**SET TASK:** Repeat the whole listing exactly.

(Dataset records)
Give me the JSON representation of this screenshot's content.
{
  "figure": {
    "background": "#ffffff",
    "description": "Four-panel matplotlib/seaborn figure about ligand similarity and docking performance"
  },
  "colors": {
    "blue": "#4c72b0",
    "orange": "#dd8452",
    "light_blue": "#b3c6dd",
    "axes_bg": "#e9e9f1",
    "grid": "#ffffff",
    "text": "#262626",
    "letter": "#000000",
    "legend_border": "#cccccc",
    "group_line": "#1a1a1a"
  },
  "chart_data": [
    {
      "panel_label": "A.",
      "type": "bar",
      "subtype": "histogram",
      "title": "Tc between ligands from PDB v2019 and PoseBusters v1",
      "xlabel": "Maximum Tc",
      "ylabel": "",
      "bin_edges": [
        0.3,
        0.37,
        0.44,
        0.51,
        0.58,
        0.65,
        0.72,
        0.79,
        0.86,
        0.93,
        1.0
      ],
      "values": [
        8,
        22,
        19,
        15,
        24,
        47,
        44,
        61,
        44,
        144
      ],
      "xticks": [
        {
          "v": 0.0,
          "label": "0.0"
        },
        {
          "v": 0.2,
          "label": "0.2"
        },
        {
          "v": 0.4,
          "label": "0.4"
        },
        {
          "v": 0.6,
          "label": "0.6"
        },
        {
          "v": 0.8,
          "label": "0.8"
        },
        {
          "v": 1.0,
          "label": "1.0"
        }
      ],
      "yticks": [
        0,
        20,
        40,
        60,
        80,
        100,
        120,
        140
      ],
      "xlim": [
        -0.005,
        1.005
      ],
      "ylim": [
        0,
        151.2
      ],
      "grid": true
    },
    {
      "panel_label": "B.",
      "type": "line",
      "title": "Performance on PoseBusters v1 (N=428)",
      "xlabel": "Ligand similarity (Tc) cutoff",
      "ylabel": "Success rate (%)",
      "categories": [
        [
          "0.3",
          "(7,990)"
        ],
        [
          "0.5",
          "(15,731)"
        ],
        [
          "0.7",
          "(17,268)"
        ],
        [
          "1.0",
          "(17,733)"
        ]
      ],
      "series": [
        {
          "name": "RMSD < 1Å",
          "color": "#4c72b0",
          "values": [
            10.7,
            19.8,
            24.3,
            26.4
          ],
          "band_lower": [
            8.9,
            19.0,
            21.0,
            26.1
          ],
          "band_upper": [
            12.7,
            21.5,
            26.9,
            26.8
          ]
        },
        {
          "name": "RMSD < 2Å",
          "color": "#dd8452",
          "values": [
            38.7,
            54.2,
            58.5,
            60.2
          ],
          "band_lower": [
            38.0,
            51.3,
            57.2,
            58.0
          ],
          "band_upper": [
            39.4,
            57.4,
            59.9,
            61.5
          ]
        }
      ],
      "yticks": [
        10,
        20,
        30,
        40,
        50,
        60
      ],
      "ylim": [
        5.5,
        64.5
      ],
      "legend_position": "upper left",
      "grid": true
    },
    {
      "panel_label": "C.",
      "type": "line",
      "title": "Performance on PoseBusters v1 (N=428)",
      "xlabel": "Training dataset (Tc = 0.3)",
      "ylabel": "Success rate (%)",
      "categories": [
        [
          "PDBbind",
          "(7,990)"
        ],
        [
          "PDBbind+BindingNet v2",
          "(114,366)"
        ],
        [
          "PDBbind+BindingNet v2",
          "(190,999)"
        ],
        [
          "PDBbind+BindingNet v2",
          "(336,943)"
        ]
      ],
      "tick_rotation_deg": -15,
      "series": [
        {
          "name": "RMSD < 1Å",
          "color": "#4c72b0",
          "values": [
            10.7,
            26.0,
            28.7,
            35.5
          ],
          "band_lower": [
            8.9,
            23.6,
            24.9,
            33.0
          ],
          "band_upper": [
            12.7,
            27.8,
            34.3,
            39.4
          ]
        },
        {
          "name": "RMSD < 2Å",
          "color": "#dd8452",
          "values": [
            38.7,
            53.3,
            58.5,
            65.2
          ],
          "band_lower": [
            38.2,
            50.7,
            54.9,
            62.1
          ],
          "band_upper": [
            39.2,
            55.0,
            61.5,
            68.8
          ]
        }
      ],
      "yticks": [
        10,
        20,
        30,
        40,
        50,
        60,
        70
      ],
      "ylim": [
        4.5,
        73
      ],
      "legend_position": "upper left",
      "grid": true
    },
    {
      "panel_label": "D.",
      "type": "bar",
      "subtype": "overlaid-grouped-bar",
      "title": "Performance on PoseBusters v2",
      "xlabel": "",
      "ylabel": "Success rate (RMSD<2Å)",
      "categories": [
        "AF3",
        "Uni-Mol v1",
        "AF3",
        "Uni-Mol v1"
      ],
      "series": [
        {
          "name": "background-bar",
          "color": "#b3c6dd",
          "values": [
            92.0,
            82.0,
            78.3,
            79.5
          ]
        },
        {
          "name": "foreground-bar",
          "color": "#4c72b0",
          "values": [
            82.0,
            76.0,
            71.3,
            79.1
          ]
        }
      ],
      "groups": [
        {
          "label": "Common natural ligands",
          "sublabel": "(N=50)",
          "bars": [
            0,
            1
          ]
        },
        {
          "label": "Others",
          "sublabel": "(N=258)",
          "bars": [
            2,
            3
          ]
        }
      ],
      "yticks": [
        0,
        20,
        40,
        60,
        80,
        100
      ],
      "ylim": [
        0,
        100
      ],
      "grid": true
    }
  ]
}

**ANSWER FOR THE TASK:**
Give me the JSON representation of this screenshot's content.
{
  "figure": {
    "background": "#ffffff",
    "description": "Four-panel matplotlib/seaborn figure about ligand similarity and docking performance"
  },
  "colors": {
    "blue": "#4c72b0",
    "orange": "#dd8452",
    "light_blue": "#b3c6dd",
    "axes_bg": "#e9e9f1",
    "grid": "#ffffff",
    "text": "#262626",
    "letter": "#000000",
    "legend_border": "#cccccc",
    "group_line": "#1a1a1a"
  },
  "chart_data": [
    {
      "panel_label": "A.",
      "type": "bar",
      "subtype": "histogram",
      "title": "Tc between ligands from PDB v2019 and PoseBusters v1",
      "xlabel": "Maximum Tc",
      "ylabel": "",
      "bin_edges": [
        0.3,
        0.37,
        0.44,
        0.51,
        0.58,
        0.65,
        0.72,
        0.79,
        0.86,
        0.93,
        1.0
      ],
      "values": [
        8,
        22,
        19,
        15,
        24,
        47,
        44,
        61,
        44,
        144
      ],
      "xticks": [
        {
          "v": 0.0,
          "label": "0.0"
        },
        {
          "v": 0.2,
          "label": "0.2"
        },
        {
          "v": 0.4,
          "label": "0.4"
        },
        {
          "v": 0.6,
          "label": "0.6"
        },
        {
          "v": 0.8,
          "label": "0.8"
        },
        {
          "v": 1.0,
          "label": "1.0"
        }
      ],
      "yticks": [
        0,
        20,
        40,
        60,
        80,
        100,
        120,
        140
      ],
      "xlim": [
        -0.005,
        1.005
      ],
      "ylim": [
        0,
        151.2
      ],
      "grid": true
    },
    {
      "panel_label": "B.",
      "type": "line",
      "title": "Performance on PoseBusters v1 (N=428)",
      "xlabel": "Ligand similarity (Tc) cutoff",
      "ylabel": "Success rate (%)",
      "categories": [
        [
          "0.3",
          "(7,990)"
        ],
        [
          "0.5",
          "(15,731)"
        ],
        [
          "0.7",
          "(17,268)"
        ],
        [
          "1.0",
          "(17,733)"
        ]
      ],
      "series": [
        {
          "name": "RMSD < 1Å",
          "color": "#4c72b0",
          "values": [
            10.7,
            19.8,
            24.3,
            26.4
          ],
          "band_lower": [
            8.9,
            19.0,
            21.0,
            26.1
          ],
          "band_upper": [
            12.7,
            21.5,
            26.9,
            26.8
          ]
        },
        {
          "name": "RMSD < 2Å",
          "color": "#dd8452",
          "values": [
            38.7,
            54.2,
            58.5,
            60.2
          ],
          "band_lower": [
            38.0,
            51.3,
            57.2,
            58.0
          ],
          "band_upper": [
            39.4,
            57.4,
            59.9,
            61.5
          ]
        }
      ],
      "yticks": [
        10,
        20,
        30,
        40,
        50,
        60
      ],
      "ylim": [
        5.5,
        64.5
      ],
      "legend_position": "upper left",
      "grid": true
    },
    {
      "panel_label": "C.",
      "type": "line",
      "title": "Performance on PoseBusters v1 (N=428)",
      "xlabel": "Training dataset (Tc = 0.3)",
      "ylabel": "Success rate (%)",
      "categories": [
        [
          "PDBbind",
          "(7,990)"
        ],
        [
          "PDBbind+BindingNet v2",
          "(114,366)"
        ],
        [
          "PDBbind+BindingNet v2",
          "(190,999)"
        ],
        [
          "PDBbind+BindingNet v2",
          "(336,943)"
        ]
      ],
      "tick_rotation_deg": -15,
      "series": [
        {
          "name": "RMSD < 1Å",
          "color": "#4c72b0",
          "values": [
            10.7,
            26.0,
            28.7,
            35.5
          ],
          "band_lower": [
            8.9,
            23.6,
            24.9,
            33.0
          ],
          "band_upper": [
            12.7,
            27.8,
            34.3,
            39.4
          ]
        },
        {
          "name": "RMSD < 2Å",
          "color": "#dd8452",
          "values": [
            38.7,
            53.3,
            58.5,
            65.2
          ],
          "band_lower": [
            38.2,
            50.7,
            54.9,
            62.1
          ],
          "band_upper": [
            39.2,
            55.0,
            61.5,
            68.8
          ]
        }
      ],
      "yticks": [
        10,
        20,
        30,
        40,
        50,
        60,
        70
      ],
      "ylim": [
        4.5,
        73
      ],
      "legend_position": "upper left",
      "grid": true
    },
    {
      "panel_label": "D.",
      "type": "bar",
      "subtype": "overlaid-grouped-bar",
      "title": "Performance on PoseBusters v2",
      "xlabel": "",
      "ylabel": "Success rate (RMSD<2Å)",
      "categories": [
        "AF3",
        "Uni-Mol v1",
        "AF3",
        "Uni-Mol v1"
      ],
      "series": [
        {
          "name": "background-bar",
          "color": "#b3c6dd",
          "values": [
            92.0,
            82.0,
            78.3,
            79.5
          ]
        },
        {
          "name": "foreground-bar",
          "color": "#4c72b0",
          "values": [
            82.0,
            76.0,
            71.3,
            79.1
          ]
        }
      ],
      "groups": [
        {
          "label": "Common natural ligands",
          "sublabel": "(N=50)",
          "bars": [
            0,
            1
          ]
        },
        {
          "label": "Others",
          "sublabel": "(N=258)",
          "bars": [
            2,
            3
          ]
        }
      ],
      "yticks": [
        0,
        20,
        40,
        60,
        80,
        100
      ],
      "ylim": [
        0,
        100
      ],
      "grid": true
    }
  ]
}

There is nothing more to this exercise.